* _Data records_
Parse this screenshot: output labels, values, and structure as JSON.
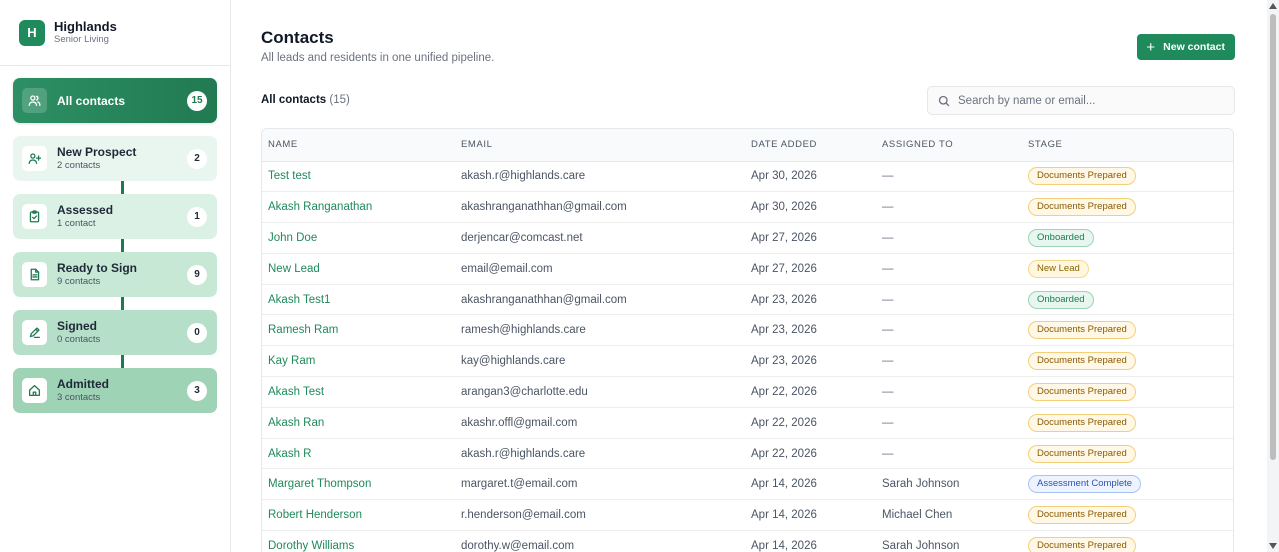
{
  "brand": {
    "logo_letter": "H",
    "name": "Highlands",
    "subtitle": "Senior Living"
  },
  "colors": {
    "accent": "#1f8a5b",
    "accent_dark": "#1f7a52"
  },
  "sidebar": {
    "stages": [
      {
        "label": "All contacts",
        "count": "15",
        "icon": "users-icon",
        "active": true
      },
      {
        "label": "New Prospect",
        "sub": "2 contacts",
        "count": "2",
        "icon": "user-plus-icon"
      },
      {
        "label": "Assessed",
        "sub": "1 contact",
        "count": "1",
        "icon": "clipboard-check-icon"
      },
      {
        "label": "Ready to Sign",
        "sub": "9 contacts",
        "count": "9",
        "icon": "document-icon"
      },
      {
        "label": "Signed",
        "sub": "0 contacts",
        "count": "0",
        "icon": "pen-icon"
      },
      {
        "label": "Admitted",
        "sub": "3 contacts",
        "count": "3",
        "icon": "home-icon"
      }
    ]
  },
  "header": {
    "title": "Contacts",
    "subtitle": "All leads and residents in one unified pipeline.",
    "new_button": "New contact"
  },
  "list": {
    "title": "All contacts",
    "count": "(15)",
    "search_placeholder": "Search by name or email..."
  },
  "table": {
    "columns": [
      "NAME",
      "EMAIL",
      "DATE ADDED",
      "ASSIGNED TO",
      "STAGE"
    ],
    "rows": [
      {
        "name": "Test test",
        "email": "akash.r@highlands.care",
        "date": "Apr 30, 2026",
        "assigned": "—",
        "stage": "Documents Prepared",
        "stage_kind": "doc"
      },
      {
        "name": "Akash Ranganathan",
        "email": "akashranganathhan@gmail.com",
        "date": "Apr 30, 2026",
        "assigned": "—",
        "stage": "Documents Prepared",
        "stage_kind": "doc"
      },
      {
        "name": "John Doe",
        "email": "derjencar@comcast.net",
        "date": "Apr 27, 2026",
        "assigned": "—",
        "stage": "Onboarded",
        "stage_kind": "onb"
      },
      {
        "name": "New Lead",
        "email": "email@email.com",
        "date": "Apr 27, 2026",
        "assigned": "—",
        "stage": "New Lead",
        "stage_kind": "lead"
      },
      {
        "name": "Akash Test1",
        "email": "akashranganathhan@gmail.com",
        "date": "Apr 23, 2026",
        "assigned": "—",
        "stage": "Onboarded",
        "stage_kind": "onb"
      },
      {
        "name": "Ramesh Ram",
        "email": "ramesh@highlands.care",
        "date": "Apr 23, 2026",
        "assigned": "—",
        "stage": "Documents Prepared",
        "stage_kind": "doc"
      },
      {
        "name": "Kay Ram",
        "email": "kay@highlands.care",
        "date": "Apr 23, 2026",
        "assigned": "—",
        "stage": "Documents Prepared",
        "stage_kind": "doc"
      },
      {
        "name": "Akash Test",
        "email": "arangan3@charlotte.edu",
        "date": "Apr 22, 2026",
        "assigned": "—",
        "stage": "Documents Prepared",
        "stage_kind": "doc"
      },
      {
        "name": "Akash Ran",
        "email": "akashr.offl@gmail.com",
        "date": "Apr 22, 2026",
        "assigned": "—",
        "stage": "Documents Prepared",
        "stage_kind": "doc"
      },
      {
        "name": "Akash R",
        "email": "akash.r@highlands.care",
        "date": "Apr 22, 2026",
        "assigned": "—",
        "stage": "Documents Prepared",
        "stage_kind": "doc"
      },
      {
        "name": "Margaret Thompson",
        "email": "margaret.t@email.com",
        "date": "Apr 14, 2026",
        "assigned": "Sarah Johnson",
        "stage": "Assessment Complete",
        "stage_kind": "assess"
      },
      {
        "name": "Robert Henderson",
        "email": "r.henderson@email.com",
        "date": "Apr 14, 2026",
        "assigned": "Michael Chen",
        "stage": "Documents Prepared",
        "stage_kind": "doc"
      },
      {
        "name": "Dorothy Williams",
        "email": "dorothy.w@email.com",
        "date": "Apr 14, 2026",
        "assigned": "Sarah Johnson",
        "stage": "Documents Prepared",
        "stage_kind": "doc"
      }
    ]
  }
}
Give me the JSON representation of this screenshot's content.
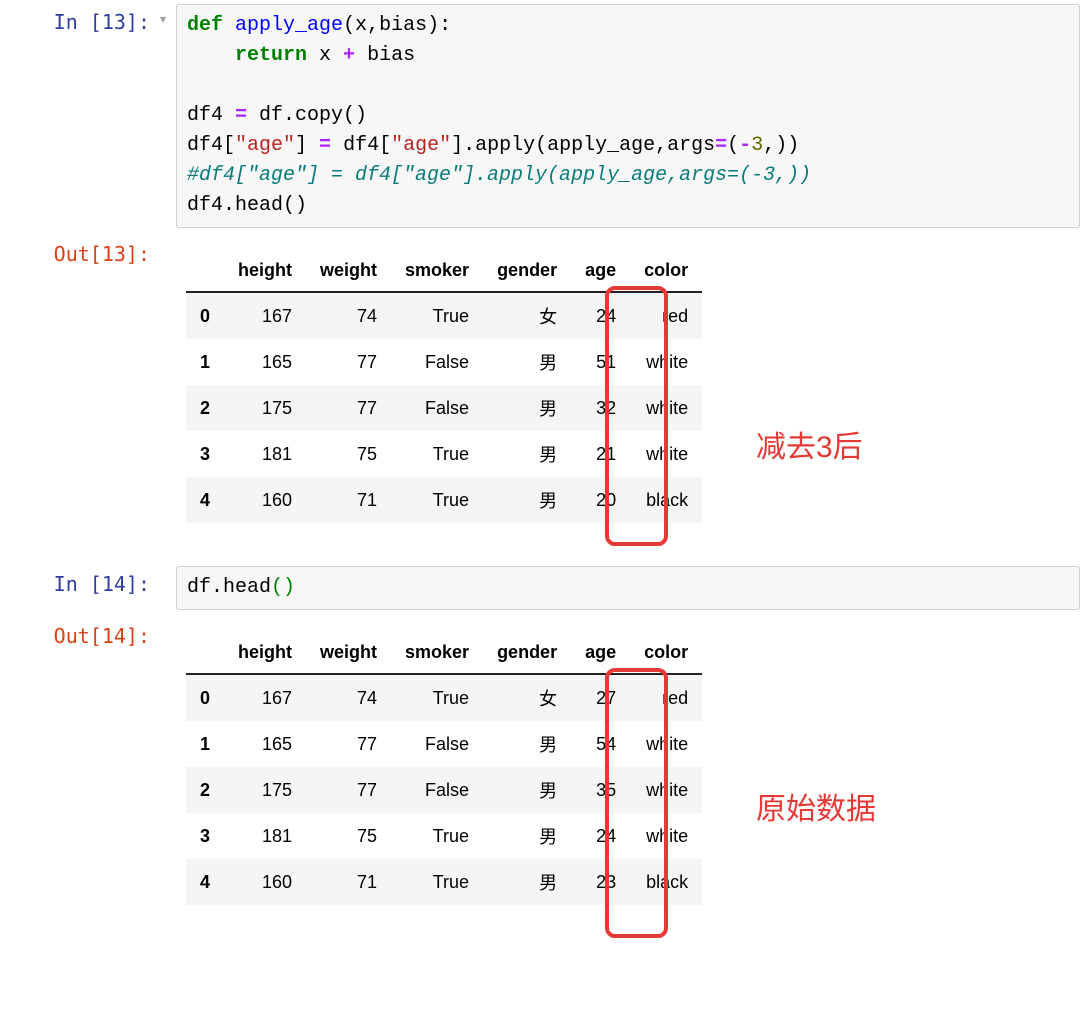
{
  "cells": {
    "in13": {
      "prompt": "In [13]:",
      "code": {
        "l1": {
          "def": "def",
          "fn": "apply_age",
          "rest1": "(x,bias)",
          "colon": ":"
        },
        "l2": {
          "ret": "return",
          "rest": " x ",
          "plus": "+",
          "rest2": " bias"
        },
        "l4": {
          "a": "df4 ",
          "eq": "=",
          "b": " df.copy()"
        },
        "l5": {
          "a": "df4[",
          "s1": "\"age\"",
          "b": "] ",
          "eq": "=",
          "c": " df4[",
          "s2": "\"age\"",
          "d": "].apply(apply_age,args",
          "eq2": "=",
          "e": "(",
          "op": "-",
          "n": "3",
          "f": ",))"
        },
        "l6": {
          "c": "#df4[\"age\"] = df4[\"age\"].apply(apply_age,args=(-3,))"
        },
        "l7": {
          "a": "df4.head()"
        }
      }
    },
    "out13": {
      "prompt": "Out[13]:",
      "headers": [
        "",
        "height",
        "weight",
        "smoker",
        "gender",
        "age",
        "color"
      ],
      "rows": [
        {
          "idx": "0",
          "height": "167",
          "weight": "74",
          "smoker": "True",
          "gender": "女",
          "age": "24",
          "color": "red"
        },
        {
          "idx": "1",
          "height": "165",
          "weight": "77",
          "smoker": "False",
          "gender": "男",
          "age": "51",
          "color": "white"
        },
        {
          "idx": "2",
          "height": "175",
          "weight": "77",
          "smoker": "False",
          "gender": "男",
          "age": "32",
          "color": "white"
        },
        {
          "idx": "3",
          "height": "181",
          "weight": "75",
          "smoker": "True",
          "gender": "男",
          "age": "21",
          "color": "white"
        },
        {
          "idx": "4",
          "height": "160",
          "weight": "71",
          "smoker": "True",
          "gender": "男",
          "age": "20",
          "color": "black"
        }
      ],
      "annotation": "减去3后"
    },
    "in14": {
      "prompt": "In [14]:",
      "code": {
        "a": "df.head",
        "p1": "(",
        "p2": ")"
      }
    },
    "out14": {
      "prompt": "Out[14]:",
      "headers": [
        "",
        "height",
        "weight",
        "smoker",
        "gender",
        "age",
        "color"
      ],
      "rows": [
        {
          "idx": "0",
          "height": "167",
          "weight": "74",
          "smoker": "True",
          "gender": "女",
          "age": "27",
          "color": "red"
        },
        {
          "idx": "1",
          "height": "165",
          "weight": "77",
          "smoker": "False",
          "gender": "男",
          "age": "54",
          "color": "white"
        },
        {
          "idx": "2",
          "height": "175",
          "weight": "77",
          "smoker": "False",
          "gender": "男",
          "age": "35",
          "color": "white"
        },
        {
          "idx": "3",
          "height": "181",
          "weight": "75",
          "smoker": "True",
          "gender": "男",
          "age": "24",
          "color": "white"
        },
        {
          "idx": "4",
          "height": "160",
          "weight": "71",
          "smoker": "True",
          "gender": "男",
          "age": "23",
          "color": "black"
        }
      ],
      "annotation": "原始数据"
    }
  }
}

* _Goal_
Every line should be retyped exactly, with the pictures omitted.

* _Exercise output_
Parse this screenshot: output labels, values, and structure as JSON.
{
  "brand": {
    "logo_letter": "H",
    "name": "Highlands",
    "subtitle": "Senior Living"
  },
  "colors": {
    "accent": "#1f8a5b",
    "accent_dark": "#1f7a52"
  },
  "sidebar": {
    "stages": [
      {
        "label": "All contacts",
        "count": "15",
        "icon": "users-icon",
        "active": true
      },
      {
        "label": "New Prospect",
        "sub": "2 contacts",
        "count": "2",
        "icon": "user-plus-icon"
      },
      {
        "label": "Assessed",
        "sub": "1 contact",
        "count": "1",
        "icon": "clipboard-check-icon"
      },
      {
        "label": "Ready to Sign",
        "sub": "9 contacts",
        "count": "9",
        "icon": "document-icon"
      },
      {
        "label": "Signed",
        "sub": "0 contacts",
        "count": "0",
        "icon": "pen-icon"
      },
      {
        "label": "Admitted",
        "sub": "3 contacts",
        "count": "3",
        "icon": "home-icon"
      }
    ]
  },
  "header": {
    "title": "Contacts",
    "subtitle": "All leads and residents in one unified pipeline.",
    "new_button": "New contact"
  },
  "list": {
    "title": "All contacts",
    "count": "(15)",
    "search_placeholder": "Search by name or email..."
  },
  "table": {
    "columns": [
      "NAME",
      "EMAIL",
      "DATE ADDED",
      "ASSIGNED TO",
      "STAGE"
    ],
    "rows": [
      {
        "name": "Test test",
        "email": "akash.r@highlands.care",
        "date": "Apr 30, 2026",
        "assigned": "—",
        "stage": "Documents Prepared",
        "stage_kind": "doc"
      },
      {
        "name": "Akash Ranganathan",
        "email": "akashranganathhan@gmail.com",
        "date": "Apr 30, 2026",
        "assigned": "—",
        "stage": "Documents Prepared",
        "stage_kind": "doc"
      },
      {
        "name": "John Doe",
        "email": "derjencar@comcast.net",
        "date": "Apr 27, 2026",
        "assigned": "—",
        "stage": "Onboarded",
        "stage_kind": "onb"
      },
      {
        "name": "New Lead",
        "email": "email@email.com",
        "date": "Apr 27, 2026",
        "assigned": "—",
        "stage": "New Lead",
        "stage_kind": "lead"
      },
      {
        "name": "Akash Test1",
        "email": "akashranganathhan@gmail.com",
        "date": "Apr 23, 2026",
        "assigned": "—",
        "stage": "Onboarded",
        "stage_kind": "onb"
      },
      {
        "name": "Ramesh Ram",
        "email": "ramesh@highlands.care",
        "date": "Apr 23, 2026",
        "assigned": "—",
        "stage": "Documents Prepared",
        "stage_kind": "doc"
      },
      {
        "name": "Kay Ram",
        "email": "kay@highlands.care",
        "date": "Apr 23, 2026",
        "assigned": "—",
        "stage": "Documents Prepared",
        "stage_kind": "doc"
      },
      {
        "name": "Akash Test",
        "email": "arangan3@charlotte.edu",
        "date": "Apr 22, 2026",
        "assigned": "—",
        "stage": "Documents Prepared",
        "stage_kind": "doc"
      },
      {
        "name": "Akash Ran",
        "email": "akashr.offl@gmail.com",
        "date": "Apr 22, 2026",
        "assigned": "—",
        "stage": "Documents Prepared",
        "stage_kind": "doc"
      },
      {
        "name": "Akash R",
        "email": "akash.r@highlands.care",
        "date": "Apr 22, 2026",
        "assigned": "—",
        "stage": "Documents Prepared",
        "stage_kind": "doc"
      },
      {
        "name": "Margaret Thompson",
        "email": "margaret.t@email.com",
        "date": "Apr 14, 2026",
        "assigned": "Sarah Johnson",
        "stage": "Assessment Complete",
        "stage_kind": "assess"
      },
      {
        "name": "Robert Henderson",
        "email": "r.henderson@email.com",
        "date": "Apr 14, 2026",
        "assigned": "Michael Chen",
        "stage": "Documents Prepared",
        "stage_kind": "doc"
      },
      {
        "name": "Dorothy Williams",
        "email": "dorothy.w@email.com",
        "date": "Apr 14, 2026",
        "assigned": "Sarah Johnson",
        "stage": "Documents Prepared",
        "stage_kind": "doc"
      }
    ]
  }
}
Give me the JSON representation of this screenshot's content.
{
  "cells": {
    "in13": {
      "prompt": "In [13]:",
      "code": {
        "l1": {
          "def": "def",
          "fn": "apply_age",
          "rest1": "(x,bias)",
          "colon": ":"
        },
        "l2": {
          "ret": "return",
          "rest": " x ",
          "plus": "+",
          "rest2": " bias"
        },
        "l4": {
          "a": "df4 ",
          "eq": "=",
          "b": " df.copy()"
        },
        "l5": {
          "a": "df4[",
          "s1": "\"age\"",
          "b": "] ",
          "eq": "=",
          "c": " df4[",
          "s2": "\"age\"",
          "d": "].apply(apply_age,args",
          "eq2": "=",
          "e": "(",
          "op": "-",
          "n": "3",
          "f": ",))"
        },
        "l6": {
          "c": "#df4[\"age\"] = df4[\"age\"].apply(apply_age,args=(-3,))"
        },
        "l7": {
          "a": "df4.head()"
        }
      }
    },
    "out13": {
      "prompt": "Out[13]:",
      "headers": [
        "",
        "height",
        "weight",
        "smoker",
        "gender",
        "age",
        "color"
      ],
      "rows": [
        {
          "idx": "0",
          "height": "167",
          "weight": "74",
          "smoker": "True",
          "gender": "女",
          "age": "24",
          "color": "red"
        },
        {
          "idx": "1",
          "height": "165",
          "weight": "77",
          "smoker": "False",
          "gender": "男",
          "age": "51",
          "color": "white"
        },
        {
          "idx": "2",
          "height": "175",
          "weight": "77",
          "smoker": "False",
          "gender": "男",
          "age": "32",
          "color": "white"
        },
        {
          "idx": "3",
          "height": "181",
          "weight": "75",
          "smoker": "True",
          "gender": "男",
          "age": "21",
          "color": "white"
        },
        {
          "idx": "4",
          "height": "160",
          "weight": "71",
          "smoker": "True",
          "gender": "男",
          "age": "20",
          "color": "black"
        }
      ],
      "annotation": "减去3后"
    },
    "in14": {
      "prompt": "In [14]:",
      "code": {
        "a": "df.head",
        "p1": "(",
        "p2": ")"
      }
    },
    "out14": {
      "prompt": "Out[14]:",
      "headers": [
        "",
        "height",
        "weight",
        "smoker",
        "gender",
        "age",
        "color"
      ],
      "rows": [
        {
          "idx": "0",
          "height": "167",
          "weight": "74",
          "smoker": "True",
          "gender": "女",
          "age": "27",
          "color": "red"
        },
        {
          "idx": "1",
          "height": "165",
          "weight": "77",
          "smoker": "False",
          "gender": "男",
          "age": "54",
          "color": "white"
        },
        {
          "idx": "2",
          "height": "175",
          "weight": "77",
          "smoker": "False",
          "gender": "男",
          "age": "35",
          "color": "white"
        },
        {
          "idx": "3",
          "height": "181",
          "weight": "75",
          "smoker": "True",
          "gender": "男",
          "age": "24",
          "color": "white"
        },
        {
          "idx": "4",
          "height": "160",
          "weight": "71",
          "smoker": "True",
          "gender": "男",
          "age": "23",
          "color": "black"
        }
      ],
      "annotation": "原始数据"
    }
  }
}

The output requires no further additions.